EXERCISE AIM — In the entries that follow, how many lines hold the string "xlabel"? Give only that number.

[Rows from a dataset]

--- Start ---

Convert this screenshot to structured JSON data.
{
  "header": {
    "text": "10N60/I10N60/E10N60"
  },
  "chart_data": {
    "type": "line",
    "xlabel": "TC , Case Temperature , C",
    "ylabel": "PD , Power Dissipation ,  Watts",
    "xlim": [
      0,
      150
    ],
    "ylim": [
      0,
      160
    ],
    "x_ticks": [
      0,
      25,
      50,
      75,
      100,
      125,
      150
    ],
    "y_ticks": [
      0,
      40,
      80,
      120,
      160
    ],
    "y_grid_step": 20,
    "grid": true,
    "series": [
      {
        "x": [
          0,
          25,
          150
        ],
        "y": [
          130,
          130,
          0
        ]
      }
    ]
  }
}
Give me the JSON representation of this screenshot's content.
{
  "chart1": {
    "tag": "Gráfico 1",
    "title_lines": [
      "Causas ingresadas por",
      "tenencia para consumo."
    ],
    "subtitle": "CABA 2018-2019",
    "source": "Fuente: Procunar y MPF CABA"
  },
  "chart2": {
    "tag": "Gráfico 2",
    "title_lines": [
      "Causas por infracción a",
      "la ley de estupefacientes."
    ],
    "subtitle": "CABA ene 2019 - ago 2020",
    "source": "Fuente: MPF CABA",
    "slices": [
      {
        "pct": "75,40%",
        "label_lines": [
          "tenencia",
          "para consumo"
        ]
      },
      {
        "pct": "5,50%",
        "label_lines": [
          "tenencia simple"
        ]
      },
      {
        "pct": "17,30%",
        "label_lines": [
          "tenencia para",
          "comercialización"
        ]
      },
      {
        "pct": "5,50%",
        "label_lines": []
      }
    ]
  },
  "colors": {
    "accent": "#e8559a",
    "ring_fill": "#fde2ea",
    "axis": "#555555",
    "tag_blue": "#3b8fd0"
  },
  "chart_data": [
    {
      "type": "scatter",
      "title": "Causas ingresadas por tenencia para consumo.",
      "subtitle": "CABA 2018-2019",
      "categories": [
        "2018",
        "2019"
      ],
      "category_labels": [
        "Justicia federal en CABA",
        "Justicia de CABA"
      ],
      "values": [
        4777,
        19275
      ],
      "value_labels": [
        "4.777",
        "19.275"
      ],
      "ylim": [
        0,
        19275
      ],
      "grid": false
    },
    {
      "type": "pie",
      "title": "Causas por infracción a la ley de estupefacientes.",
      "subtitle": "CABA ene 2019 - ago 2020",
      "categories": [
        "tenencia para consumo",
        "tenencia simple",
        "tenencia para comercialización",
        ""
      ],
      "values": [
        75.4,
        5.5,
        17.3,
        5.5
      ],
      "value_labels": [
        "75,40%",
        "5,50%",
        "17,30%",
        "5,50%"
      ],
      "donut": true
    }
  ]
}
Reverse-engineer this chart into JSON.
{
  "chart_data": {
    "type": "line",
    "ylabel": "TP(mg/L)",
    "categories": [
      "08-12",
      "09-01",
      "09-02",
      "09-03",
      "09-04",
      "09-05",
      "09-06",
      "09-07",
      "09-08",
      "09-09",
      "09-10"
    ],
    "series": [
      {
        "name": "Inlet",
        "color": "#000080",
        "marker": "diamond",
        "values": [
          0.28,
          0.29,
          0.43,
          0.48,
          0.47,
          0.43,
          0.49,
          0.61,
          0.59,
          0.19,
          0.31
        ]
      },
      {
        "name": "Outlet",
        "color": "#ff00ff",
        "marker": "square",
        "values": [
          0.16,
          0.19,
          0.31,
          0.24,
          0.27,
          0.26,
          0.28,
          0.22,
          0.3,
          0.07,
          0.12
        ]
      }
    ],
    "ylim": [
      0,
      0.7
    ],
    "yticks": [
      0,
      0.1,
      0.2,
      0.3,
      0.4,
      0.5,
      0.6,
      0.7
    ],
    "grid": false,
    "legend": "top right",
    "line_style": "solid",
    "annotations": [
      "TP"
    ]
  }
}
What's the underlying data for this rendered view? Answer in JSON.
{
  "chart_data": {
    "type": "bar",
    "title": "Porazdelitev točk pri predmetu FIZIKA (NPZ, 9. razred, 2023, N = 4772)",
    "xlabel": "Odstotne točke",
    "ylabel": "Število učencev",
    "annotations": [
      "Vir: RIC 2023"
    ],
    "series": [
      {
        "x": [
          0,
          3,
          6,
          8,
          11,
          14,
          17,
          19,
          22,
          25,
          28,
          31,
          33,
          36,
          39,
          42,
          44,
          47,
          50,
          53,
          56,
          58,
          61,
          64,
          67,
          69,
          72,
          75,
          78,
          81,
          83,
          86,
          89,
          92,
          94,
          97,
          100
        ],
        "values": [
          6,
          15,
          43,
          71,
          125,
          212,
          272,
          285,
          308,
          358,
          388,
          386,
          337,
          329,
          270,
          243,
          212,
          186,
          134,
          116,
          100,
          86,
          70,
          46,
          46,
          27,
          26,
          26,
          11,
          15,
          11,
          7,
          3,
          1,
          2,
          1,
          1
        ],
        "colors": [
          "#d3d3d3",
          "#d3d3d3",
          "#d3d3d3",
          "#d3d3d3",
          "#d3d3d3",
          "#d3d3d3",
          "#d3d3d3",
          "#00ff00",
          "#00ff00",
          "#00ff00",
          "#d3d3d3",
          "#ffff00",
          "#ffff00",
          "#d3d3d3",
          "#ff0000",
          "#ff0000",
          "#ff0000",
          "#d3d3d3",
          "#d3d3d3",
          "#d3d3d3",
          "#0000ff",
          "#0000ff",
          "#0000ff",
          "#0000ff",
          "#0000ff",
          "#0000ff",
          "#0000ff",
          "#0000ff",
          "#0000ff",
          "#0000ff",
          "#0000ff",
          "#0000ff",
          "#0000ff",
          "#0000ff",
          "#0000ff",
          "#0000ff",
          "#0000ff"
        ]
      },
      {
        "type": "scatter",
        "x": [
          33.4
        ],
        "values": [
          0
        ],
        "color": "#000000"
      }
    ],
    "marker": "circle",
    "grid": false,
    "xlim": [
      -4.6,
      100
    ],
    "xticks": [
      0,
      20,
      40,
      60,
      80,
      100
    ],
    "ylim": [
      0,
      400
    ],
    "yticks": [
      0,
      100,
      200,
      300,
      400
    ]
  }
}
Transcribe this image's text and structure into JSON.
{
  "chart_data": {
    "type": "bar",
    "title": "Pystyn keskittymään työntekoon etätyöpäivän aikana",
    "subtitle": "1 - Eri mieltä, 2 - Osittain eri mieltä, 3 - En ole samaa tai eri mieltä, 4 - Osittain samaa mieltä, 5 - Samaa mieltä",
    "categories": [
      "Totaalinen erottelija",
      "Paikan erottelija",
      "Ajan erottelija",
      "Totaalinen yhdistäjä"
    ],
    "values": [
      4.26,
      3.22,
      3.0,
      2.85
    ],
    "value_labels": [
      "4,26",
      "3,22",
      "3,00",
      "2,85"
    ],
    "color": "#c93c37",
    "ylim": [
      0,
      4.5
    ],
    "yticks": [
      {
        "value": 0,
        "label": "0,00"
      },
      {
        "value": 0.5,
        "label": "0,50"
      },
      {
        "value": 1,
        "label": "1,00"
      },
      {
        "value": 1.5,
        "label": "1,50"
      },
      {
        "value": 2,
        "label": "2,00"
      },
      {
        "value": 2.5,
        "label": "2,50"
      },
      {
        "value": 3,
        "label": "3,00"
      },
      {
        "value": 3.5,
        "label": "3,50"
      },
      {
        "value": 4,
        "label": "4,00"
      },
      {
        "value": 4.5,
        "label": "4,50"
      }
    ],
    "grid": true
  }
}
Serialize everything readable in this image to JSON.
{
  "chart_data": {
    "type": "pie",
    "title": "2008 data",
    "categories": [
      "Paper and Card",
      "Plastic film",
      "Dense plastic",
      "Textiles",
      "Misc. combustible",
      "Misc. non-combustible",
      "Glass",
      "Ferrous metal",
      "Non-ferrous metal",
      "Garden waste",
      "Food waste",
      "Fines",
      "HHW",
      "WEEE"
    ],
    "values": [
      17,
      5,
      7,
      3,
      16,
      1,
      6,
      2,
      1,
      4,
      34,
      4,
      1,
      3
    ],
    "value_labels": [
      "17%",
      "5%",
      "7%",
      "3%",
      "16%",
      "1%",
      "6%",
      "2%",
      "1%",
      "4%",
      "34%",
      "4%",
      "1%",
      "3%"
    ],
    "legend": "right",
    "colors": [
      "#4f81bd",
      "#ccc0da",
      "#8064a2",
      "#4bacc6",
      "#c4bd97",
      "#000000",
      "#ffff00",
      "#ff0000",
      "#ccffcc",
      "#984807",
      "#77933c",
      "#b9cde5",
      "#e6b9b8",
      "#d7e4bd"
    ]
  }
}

--- End ---

FULL ANSWER — 2